(Some records)
----

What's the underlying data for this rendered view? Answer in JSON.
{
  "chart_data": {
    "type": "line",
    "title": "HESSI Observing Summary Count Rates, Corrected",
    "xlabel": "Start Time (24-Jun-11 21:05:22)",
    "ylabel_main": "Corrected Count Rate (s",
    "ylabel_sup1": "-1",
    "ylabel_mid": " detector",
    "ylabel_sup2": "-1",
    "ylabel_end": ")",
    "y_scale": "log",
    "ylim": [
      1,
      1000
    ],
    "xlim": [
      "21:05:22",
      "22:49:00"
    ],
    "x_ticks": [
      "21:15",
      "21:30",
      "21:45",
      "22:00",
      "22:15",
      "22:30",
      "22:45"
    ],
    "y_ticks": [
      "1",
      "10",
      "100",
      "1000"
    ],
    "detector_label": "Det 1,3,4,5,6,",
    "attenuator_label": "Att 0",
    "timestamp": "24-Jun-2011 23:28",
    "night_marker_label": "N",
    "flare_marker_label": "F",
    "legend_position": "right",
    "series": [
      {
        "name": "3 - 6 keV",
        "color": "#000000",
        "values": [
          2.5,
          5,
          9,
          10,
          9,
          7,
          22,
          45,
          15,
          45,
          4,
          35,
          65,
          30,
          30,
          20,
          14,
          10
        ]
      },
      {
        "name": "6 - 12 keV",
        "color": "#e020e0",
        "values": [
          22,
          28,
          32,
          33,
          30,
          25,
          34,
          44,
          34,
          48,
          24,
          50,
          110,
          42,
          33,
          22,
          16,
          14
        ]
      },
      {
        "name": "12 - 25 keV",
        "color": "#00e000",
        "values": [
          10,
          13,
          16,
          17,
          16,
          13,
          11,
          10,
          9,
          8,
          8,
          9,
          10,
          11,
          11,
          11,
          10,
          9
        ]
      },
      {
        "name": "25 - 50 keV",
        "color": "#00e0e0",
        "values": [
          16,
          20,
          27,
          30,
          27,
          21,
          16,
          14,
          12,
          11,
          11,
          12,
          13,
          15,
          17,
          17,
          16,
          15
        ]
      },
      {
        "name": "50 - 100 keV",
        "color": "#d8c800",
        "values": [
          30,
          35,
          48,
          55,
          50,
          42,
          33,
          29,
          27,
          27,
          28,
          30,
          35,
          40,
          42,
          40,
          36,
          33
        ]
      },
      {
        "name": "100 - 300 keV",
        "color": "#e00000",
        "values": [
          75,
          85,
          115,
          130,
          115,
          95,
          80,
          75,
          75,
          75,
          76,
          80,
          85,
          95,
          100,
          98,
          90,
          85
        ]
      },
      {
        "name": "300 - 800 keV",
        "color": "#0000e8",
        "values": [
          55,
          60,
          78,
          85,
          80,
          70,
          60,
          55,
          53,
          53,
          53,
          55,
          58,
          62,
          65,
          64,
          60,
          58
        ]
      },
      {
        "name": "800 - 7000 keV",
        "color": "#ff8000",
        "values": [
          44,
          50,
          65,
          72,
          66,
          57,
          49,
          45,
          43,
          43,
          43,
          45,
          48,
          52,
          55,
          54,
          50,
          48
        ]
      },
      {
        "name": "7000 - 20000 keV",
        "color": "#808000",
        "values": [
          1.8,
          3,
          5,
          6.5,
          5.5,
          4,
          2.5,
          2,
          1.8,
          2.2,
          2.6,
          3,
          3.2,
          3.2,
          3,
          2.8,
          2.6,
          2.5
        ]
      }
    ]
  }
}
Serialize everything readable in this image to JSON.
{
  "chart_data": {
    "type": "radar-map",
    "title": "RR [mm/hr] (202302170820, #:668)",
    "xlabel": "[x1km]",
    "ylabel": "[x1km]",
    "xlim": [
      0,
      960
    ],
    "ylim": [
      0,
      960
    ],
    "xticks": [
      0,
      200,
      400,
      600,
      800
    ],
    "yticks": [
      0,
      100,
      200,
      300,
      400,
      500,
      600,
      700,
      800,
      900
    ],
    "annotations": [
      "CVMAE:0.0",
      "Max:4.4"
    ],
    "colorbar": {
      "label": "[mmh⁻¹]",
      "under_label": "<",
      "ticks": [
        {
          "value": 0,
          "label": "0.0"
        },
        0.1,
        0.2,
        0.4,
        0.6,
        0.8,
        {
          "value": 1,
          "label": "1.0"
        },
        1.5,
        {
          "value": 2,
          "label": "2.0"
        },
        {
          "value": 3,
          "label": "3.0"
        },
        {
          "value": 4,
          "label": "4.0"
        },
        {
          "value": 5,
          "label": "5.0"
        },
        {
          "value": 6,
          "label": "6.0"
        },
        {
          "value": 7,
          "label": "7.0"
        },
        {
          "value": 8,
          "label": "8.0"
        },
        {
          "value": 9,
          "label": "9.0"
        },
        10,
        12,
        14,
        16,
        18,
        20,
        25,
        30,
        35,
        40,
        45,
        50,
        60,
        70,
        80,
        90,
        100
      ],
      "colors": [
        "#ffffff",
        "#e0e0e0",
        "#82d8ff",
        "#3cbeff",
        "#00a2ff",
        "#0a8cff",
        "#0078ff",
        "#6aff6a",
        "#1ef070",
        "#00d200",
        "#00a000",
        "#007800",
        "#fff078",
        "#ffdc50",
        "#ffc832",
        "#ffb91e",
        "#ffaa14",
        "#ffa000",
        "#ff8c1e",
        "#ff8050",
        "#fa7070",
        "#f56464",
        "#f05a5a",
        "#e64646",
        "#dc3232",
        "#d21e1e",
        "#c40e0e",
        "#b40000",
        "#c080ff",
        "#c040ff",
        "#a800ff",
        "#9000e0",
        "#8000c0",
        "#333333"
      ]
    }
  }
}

----

» **Exercise instructions**
Each record must be returned exactly as it is written.

» **Correct output**
What's the underlying data for this rendered view? Answer in JSON.
{
  "chart_data": {
    "type": "line",
    "title": "HESSI Observing Summary Count Rates, Corrected",
    "xlabel": "Start Time (24-Jun-11 21:05:22)",
    "ylabel_main": "Corrected Count Rate (s",
    "ylabel_sup1": "-1",
    "ylabel_mid": " detector",
    "ylabel_sup2": "-1",
    "ylabel_end": ")",
    "y_scale": "log",
    "ylim": [
      1,
      1000
    ],
    "xlim": [
      "21:05:22",
      "22:49:00"
    ],
    "x_ticks": [
      "21:15",
      "21:30",
      "21:45",
      "22:00",
      "22:15",
      "22:30",
      "22:45"
    ],
    "y_ticks": [
      "1",
      "10",
      "100",
      "1000"
    ],
    "detector_label": "Det 1,3,4,5,6,",
    "attenuator_label": "Att 0",
    "timestamp": "24-Jun-2011 23:28",
    "night_marker_label": "N",
    "flare_marker_label": "F",
    "legend_position": "right",
    "series": [
      {
        "name": "3 - 6 keV",
        "color": "#000000",
        "values": [
          2.5,
          5,
          9,
          10,
          9,
          7,
          22,
          45,
          15,
          45,
          4,
          35,
          65,
          30,
          30,
          20,
          14,
          10
        ]
      },
      {
        "name": "6 - 12 keV",
        "color": "#e020e0",
        "values": [
          22,
          28,
          32,
          33,
          30,
          25,
          34,
          44,
          34,
          48,
          24,
          50,
          110,
          42,
          33,
          22,
          16,
          14
        ]
      },
      {
        "name": "12 - 25 keV",
        "color": "#00e000",
        "values": [
          10,
          13,
          16,
          17,
          16,
          13,
          11,
          10,
          9,
          8,
          8,
          9,
          10,
          11,
          11,
          11,
          10,
          9
        ]
      },
      {
        "name": "25 - 50 keV",
        "color": "#00e0e0",
        "values": [
          16,
          20,
          27,
          30,
          27,
          21,
          16,
          14,
          12,
          11,
          11,
          12,
          13,
          15,
          17,
          17,
          16,
          15
        ]
      },
      {
        "name": "50 - 100 keV",
        "color": "#d8c800",
        "values": [
          30,
          35,
          48,
          55,
          50,
          42,
          33,
          29,
          27,
          27,
          28,
          30,
          35,
          40,
          42,
          40,
          36,
          33
        ]
      },
      {
        "name": "100 - 300 keV",
        "color": "#e00000",
        "values": [
          75,
          85,
          115,
          130,
          115,
          95,
          80,
          75,
          75,
          75,
          76,
          80,
          85,
          95,
          100,
          98,
          90,
          85
        ]
      },
      {
        "name": "300 - 800 keV",
        "color": "#0000e8",
        "values": [
          55,
          60,
          78,
          85,
          80,
          70,
          60,
          55,
          53,
          53,
          53,
          55,
          58,
          62,
          65,
          64,
          60,
          58
        ]
      },
      {
        "name": "800 - 7000 keV",
        "color": "#ff8000",
        "values": [
          44,
          50,
          65,
          72,
          66,
          57,
          49,
          45,
          43,
          43,
          43,
          45,
          48,
          52,
          55,
          54,
          50,
          48
        ]
      },
      {
        "name": "7000 - 20000 keV",
        "color": "#808000",
        "values": [
          1.8,
          3,
          5,
          6.5,
          5.5,
          4,
          2.5,
          2,
          1.8,
          2.2,
          2.6,
          3,
          3.2,
          3.2,
          3,
          2.8,
          2.6,
          2.5
        ]
      }
    ]
  }
}
Serialize everything readable in this image to JSON.
{
  "chart_data": {
    "type": "radar-map",
    "title": "RR [mm/hr] (202302170820, #:668)",
    "xlabel": "[x1km]",
    "ylabel": "[x1km]",
    "xlim": [
      0,
      960
    ],
    "ylim": [
      0,
      960
    ],
    "xticks": [
      0,
      200,
      400,
      600,
      800
    ],
    "yticks": [
      0,
      100,
      200,
      300,
      400,
      500,
      600,
      700,
      800,
      900
    ],
    "annotations": [
      "CVMAE:0.0",
      "Max:4.4"
    ],
    "colorbar": {
      "label": "[mmh⁻¹]",
      "under_label": "<",
      "ticks": [
        {
          "value": 0,
          "label": "0.0"
        },
        0.1,
        0.2,
        0.4,
        0.6,
        0.8,
        {
          "value": 1,
          "label": "1.0"
        },
        1.5,
        {
          "value": 2,
          "label": "2.0"
        },
        {
          "value": 3,
          "label": "3.0"
        },
        {
          "value": 4,
          "label": "4.0"
        },
        {
          "value": 5,
          "label": "5.0"
        },
        {
          "value": 6,
          "label": "6.0"
        },
        {
          "value": 7,
          "label": "7.0"
        },
        {
          "value": 8,
          "label": "8.0"
        },
        {
          "value": 9,
          "label": "9.0"
        },
        10,
        12,
        14,
        16,
        18,
        20,
        25,
        30,
        35,
        40,
        45,
        50,
        60,
        70,
        80,
        90,
        100
      ],
      "colors": [
        "#ffffff",
        "#e0e0e0",
        "#82d8ff",
        "#3cbeff",
        "#00a2ff",
        "#0a8cff",
        "#0078ff",
        "#6aff6a",
        "#1ef070",
        "#00d200",
        "#00a000",
        "#007800",
        "#fff078",
        "#ffdc50",
        "#ffc832",
        "#ffb91e",
        "#ffaa14",
        "#ffa000",
        "#ff8c1e",
        "#ff8050",
        "#fa7070",
        "#f56464",
        "#f05a5a",
        "#e64646",
        "#dc3232",
        "#d21e1e",
        "#c40e0e",
        "#b40000",
        "#c080ff",
        "#c040ff",
        "#a800ff",
        "#9000e0",
        "#8000c0",
        "#333333"
      ]
    }
  }
}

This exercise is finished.